■ Passage provided
It is to be understood that for a given example set forth herein, such example may include at least a portion of the subject matter of one or more of any other examples also set forth herein.
These and other examples are described in greater detail in the detailed description which follows.

BRIEF DESCRIPTION OF THE DRAWINGS

Having thus described examples of the disclosure in general terms, reference will now be made to the accompanying drawings, which are not necessarily drawn to scale, and wherein like reference characters designate the same or similar parts throughout the several views, and wherein:

FIG. 1 is a perspective view of an example modular reamer system according to one implementation described herein.

■ Supplied material
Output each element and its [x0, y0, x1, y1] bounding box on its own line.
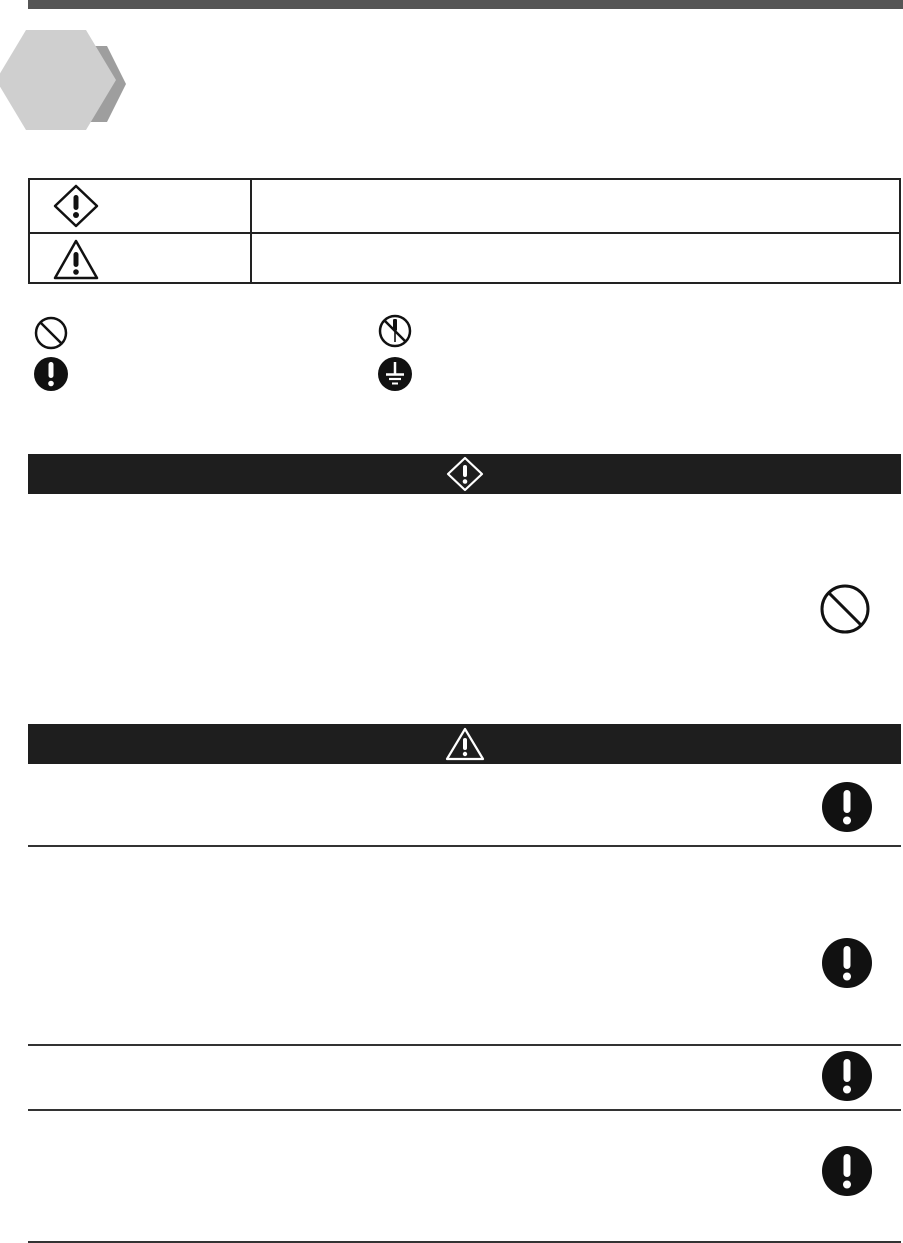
- hazard-level-table: [28, 178, 901, 284]
- triangle-exclamation-icon: [443, 726, 487, 762]
- exclamation-circle-icon: [821, 1145, 873, 1197]
- ground-icon: [377, 356, 413, 392]
- no-disassembly-icon: [377, 313, 413, 349]
- prohibition-icon: [819, 583, 871, 635]
- diamond-exclamation-icon: [52, 184, 100, 228]
- item-divider: [28, 1241, 901, 1243]
- triangle-exclamation-icon: [52, 238, 100, 282]
- exclamation-circle-icon: [821, 1050, 873, 1102]
- danger-section-header: [28, 454, 901, 494]
- hexagon-mark-icon: [0, 28, 140, 148]
- danger-row: [30, 180, 899, 231]
- caution-section-header: [28, 724, 901, 764]
- caution-row: [30, 232, 899, 285]
- exclamation-circle-icon: [821, 937, 873, 989]
- exclamation-circle-icon: [821, 781, 873, 833]
- prohibition-icon: [33, 315, 69, 351]
- exclamation-circle-icon: [33, 356, 69, 392]
- item-divider: [28, 1109, 901, 1111]
- top-rule: [28, 0, 903, 9]
- item-divider: [28, 845, 901, 847]
- diamond-exclamation-icon: [443, 456, 487, 492]
- item-divider: [28, 1044, 901, 1046]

■ Aim
Print, word for word, the part of the modular reamer passage that begins with the words containing "Having thus described" and ends with "implementation described herein.".

■ Answer to the task
Having thus described examples of the disclosure in general terms, reference will now be made to the accompanying drawings, which are not necessarily drawn to scale, and wherein like reference characters designate the same or similar parts throughout the several views, and wherein:

FIG. 1 is a perspective view of an example modular reamer system according to one implementation described herein.